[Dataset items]
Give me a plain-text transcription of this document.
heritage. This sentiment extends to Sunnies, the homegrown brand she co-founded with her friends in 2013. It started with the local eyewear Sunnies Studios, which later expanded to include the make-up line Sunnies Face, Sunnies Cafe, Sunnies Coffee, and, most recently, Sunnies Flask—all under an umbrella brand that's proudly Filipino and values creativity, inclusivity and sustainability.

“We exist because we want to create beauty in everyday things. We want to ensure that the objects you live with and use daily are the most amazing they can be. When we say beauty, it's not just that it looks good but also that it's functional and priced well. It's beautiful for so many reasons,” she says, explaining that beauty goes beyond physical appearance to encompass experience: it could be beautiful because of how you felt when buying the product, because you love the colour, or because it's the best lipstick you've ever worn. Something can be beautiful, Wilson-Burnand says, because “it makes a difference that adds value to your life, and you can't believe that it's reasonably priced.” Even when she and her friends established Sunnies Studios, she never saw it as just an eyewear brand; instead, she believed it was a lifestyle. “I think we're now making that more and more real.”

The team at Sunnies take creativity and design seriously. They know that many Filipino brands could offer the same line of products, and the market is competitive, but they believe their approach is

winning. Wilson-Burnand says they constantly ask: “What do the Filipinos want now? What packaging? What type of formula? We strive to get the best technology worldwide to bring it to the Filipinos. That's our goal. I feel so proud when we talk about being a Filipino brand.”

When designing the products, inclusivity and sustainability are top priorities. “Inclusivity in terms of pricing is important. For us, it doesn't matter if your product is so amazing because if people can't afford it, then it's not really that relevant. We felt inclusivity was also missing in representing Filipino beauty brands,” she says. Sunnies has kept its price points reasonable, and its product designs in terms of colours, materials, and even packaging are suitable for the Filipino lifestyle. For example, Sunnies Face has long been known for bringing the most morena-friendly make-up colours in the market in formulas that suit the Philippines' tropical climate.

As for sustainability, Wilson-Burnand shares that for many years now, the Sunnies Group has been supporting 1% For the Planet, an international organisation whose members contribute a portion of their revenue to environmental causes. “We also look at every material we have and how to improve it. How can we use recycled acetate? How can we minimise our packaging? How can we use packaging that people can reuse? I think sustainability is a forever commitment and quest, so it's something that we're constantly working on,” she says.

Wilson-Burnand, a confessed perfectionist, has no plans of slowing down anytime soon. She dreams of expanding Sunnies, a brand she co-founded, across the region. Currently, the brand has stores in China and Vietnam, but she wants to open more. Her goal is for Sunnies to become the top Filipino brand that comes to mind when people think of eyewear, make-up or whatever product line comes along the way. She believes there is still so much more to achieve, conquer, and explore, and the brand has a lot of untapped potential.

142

Aim of the task: Copy every single line of the material above that holds "goal".

Complete response:
winning. Wilson-Burnand says they constantly ask: “What do the Filipinos want now? What packaging? What type of formula? We strive to get the best technology worldwide to bring it to the Filipinos. That's our goal. I feel so proud when we talk about being a Filipino brand.”
Wilson-Burnand, a confessed perfectionist, has no plans of slowing down anytime soon. She dreams of expanding Sunnies, a brand she co-founded, across the region. Currently, the brand has stores in China and Vietnam, but she wants to open more. Her goal is for Sunnies to become the top Filipino brand that comes to mind when people think of eyewear, make-up or whatever product line comes along the way. She believes there is still so much more to achieve, conquer, and explore, and the brand has a lot of untapped potential.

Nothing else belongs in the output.